------ Given records ------

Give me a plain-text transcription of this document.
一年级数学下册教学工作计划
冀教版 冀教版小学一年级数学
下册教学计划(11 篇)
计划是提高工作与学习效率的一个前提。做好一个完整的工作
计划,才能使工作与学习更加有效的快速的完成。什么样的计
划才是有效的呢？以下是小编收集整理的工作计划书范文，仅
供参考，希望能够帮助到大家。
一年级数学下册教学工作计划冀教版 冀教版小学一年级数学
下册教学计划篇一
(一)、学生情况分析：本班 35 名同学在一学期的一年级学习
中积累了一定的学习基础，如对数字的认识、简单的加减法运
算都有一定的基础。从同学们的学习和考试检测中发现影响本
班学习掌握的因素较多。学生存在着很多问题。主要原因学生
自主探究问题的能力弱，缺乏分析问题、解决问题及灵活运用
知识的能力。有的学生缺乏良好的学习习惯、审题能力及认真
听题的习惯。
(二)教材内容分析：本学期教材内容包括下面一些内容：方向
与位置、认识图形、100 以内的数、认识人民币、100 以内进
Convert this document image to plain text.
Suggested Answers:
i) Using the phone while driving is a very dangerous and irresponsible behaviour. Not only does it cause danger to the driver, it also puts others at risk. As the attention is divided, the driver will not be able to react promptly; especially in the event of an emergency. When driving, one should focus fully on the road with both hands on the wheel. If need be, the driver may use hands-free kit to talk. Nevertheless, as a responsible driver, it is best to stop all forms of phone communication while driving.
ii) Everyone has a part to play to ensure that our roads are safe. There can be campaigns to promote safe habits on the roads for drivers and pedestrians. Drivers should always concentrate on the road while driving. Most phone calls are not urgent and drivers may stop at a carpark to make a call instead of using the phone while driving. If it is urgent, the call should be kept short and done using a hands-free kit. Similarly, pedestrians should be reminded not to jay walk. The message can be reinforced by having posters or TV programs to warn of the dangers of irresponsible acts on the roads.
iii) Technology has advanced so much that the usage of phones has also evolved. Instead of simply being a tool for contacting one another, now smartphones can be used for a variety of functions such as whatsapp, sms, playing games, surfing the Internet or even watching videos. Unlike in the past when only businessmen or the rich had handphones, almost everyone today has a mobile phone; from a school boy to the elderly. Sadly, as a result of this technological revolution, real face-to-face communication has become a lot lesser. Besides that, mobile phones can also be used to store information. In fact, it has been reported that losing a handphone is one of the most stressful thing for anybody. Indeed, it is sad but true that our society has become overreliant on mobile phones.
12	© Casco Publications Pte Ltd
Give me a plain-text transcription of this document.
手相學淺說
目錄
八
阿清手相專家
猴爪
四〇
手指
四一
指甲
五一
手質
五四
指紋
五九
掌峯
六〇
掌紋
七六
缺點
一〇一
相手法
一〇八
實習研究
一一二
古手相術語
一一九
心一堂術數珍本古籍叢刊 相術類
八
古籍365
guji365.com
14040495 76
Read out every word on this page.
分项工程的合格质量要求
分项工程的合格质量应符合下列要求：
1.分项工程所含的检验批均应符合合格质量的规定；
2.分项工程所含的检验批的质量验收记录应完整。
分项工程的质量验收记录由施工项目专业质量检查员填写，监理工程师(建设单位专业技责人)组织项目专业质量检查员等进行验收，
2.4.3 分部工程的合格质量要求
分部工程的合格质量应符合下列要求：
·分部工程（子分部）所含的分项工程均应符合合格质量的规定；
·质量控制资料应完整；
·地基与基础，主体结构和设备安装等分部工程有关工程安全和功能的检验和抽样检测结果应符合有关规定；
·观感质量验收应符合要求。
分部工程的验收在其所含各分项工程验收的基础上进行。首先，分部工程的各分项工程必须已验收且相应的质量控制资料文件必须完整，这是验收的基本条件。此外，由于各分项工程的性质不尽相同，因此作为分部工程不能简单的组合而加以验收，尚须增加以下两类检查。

------

What is being asked:
Output every line above without altering anything.

Output:
Give me a plain-text transcription of this document.
一年级数学下册教学工作计划
冀教版 冀教版小学一年级数学
下册教学计划(11 篇)
计划是提高工作与学习效率的一个前提。做好一个完整的工作
计划,才能使工作与学习更加有效的快速的完成。什么样的计
划才是有效的呢？以下是小编收集整理的工作计划书范文，仅
供参考，希望能够帮助到大家。
一年级数学下册教学工作计划冀教版 冀教版小学一年级数学
下册教学计划篇一
(一)、学生情况分析：本班 35 名同学在一学期的一年级学习
中积累了一定的学习基础，如对数字的认识、简单的加减法运
算都有一定的基础。从同学们的学习和考试检测中发现影响本
班学习掌握的因素较多。学生存在着很多问题。主要原因学生
自主探究问题的能力弱，缺乏分析问题、解决问题及灵活运用
知识的能力。有的学生缺乏良好的学习习惯、审题能力及认真
听题的习惯。
(二)教材内容分析：本学期教材内容包括下面一些内容：方向
与位置、认识图形、100 以内的数、认识人民币、100 以内进
Convert this document image to plain text.
Suggested Answers:
i) Using the phone while driving is a very dangerous and irresponsible behaviour. Not only does it cause danger to the driver, it also puts others at risk. As the attention is divided, the driver will not be able to react promptly; especially in the event of an emergency. When driving, one should focus fully on the road with both hands on the wheel. If need be, the driver may use hands-free kit to talk. Nevertheless, as a responsible driver, it is best to stop all forms of phone communication while driving.
ii) Everyone has a part to play to ensure that our roads are safe. There can be campaigns to promote safe habits on the roads for drivers and pedestrians. Drivers should always concentrate on the road while driving. Most phone calls are not urgent and drivers may stop at a carpark to make a call instead of using the phone while driving. If it is urgent, the call should be kept short and done using a hands-free kit. Similarly, pedestrians should be reminded not to jay walk. The message can be reinforced by having posters or TV programs to warn of the dangers of irresponsible acts on the roads.
iii) Technology has advanced so much that the usage of phones has also evolved. Instead of simply being a tool for contacting one another, now smartphones can be used for a variety of functions such as whatsapp, sms, playing games, surfing the Internet or even watching videos. Unlike in the past when only businessmen or the rich had handphones, almost everyone today has a mobile phone; from a school boy to the elderly. Sadly, as a result of this technological revolution, real face-to-face communication has become a lot lesser. Besides that, mobile phones can also be used to store information. In fact, it has been reported that losing a handphone is one of the most stressful thing for anybody. Indeed, it is sad but true that our society has become overreliant on mobile phones.
12	© Casco Publications Pte Ltd
Give me a plain-text transcription of this document.
手相學淺說
目錄
八
阿清手相專家
猴爪
四〇
手指
四一
指甲
五一
手質
五四
指紋
五九
掌峯
六〇
掌紋
七六
缺點
一〇一
相手法
一〇八
實習研究
一一二
古手相術語
一一九
心一堂術數珍本古籍叢刊 相術類
八
古籍365
guji365.com
14040495 76
Read out every word on this page.
分项工程的合格质量要求
分项工程的合格质量应符合下列要求：
1.分项工程所含的检验批均应符合合格质量的规定；
2.分项工程所含的检验批的质量验收记录应完整。
分项工程的质量验收记录由施工项目专业质量检查员填写，监理工程师(建设单位专业技责人)组织项目专业质量检查员等进行验收，
2.4.3 分部工程的合格质量要求
分部工程的合格质量应符合下列要求：
·分部工程（子分部）所含的分项工程均应符合合格质量的规定；
·质量控制资料应完整；
·地基与基础，主体结构和设备安装等分部工程有关工程安全和功能的检验和抽样检测结果应符合有关规定；
·观感质量验收应符合要求。
分部工程的验收在其所含各分项工程验收的基础上进行。首先，分部工程的各分项工程必须已验收且相应的质量控制资料文件必须完整，这是验收的基本条件。此外，由于各分项工程的性质不尽相同，因此作为分部工程不能简单的组合而加以验收，尚须增加以下两类检查。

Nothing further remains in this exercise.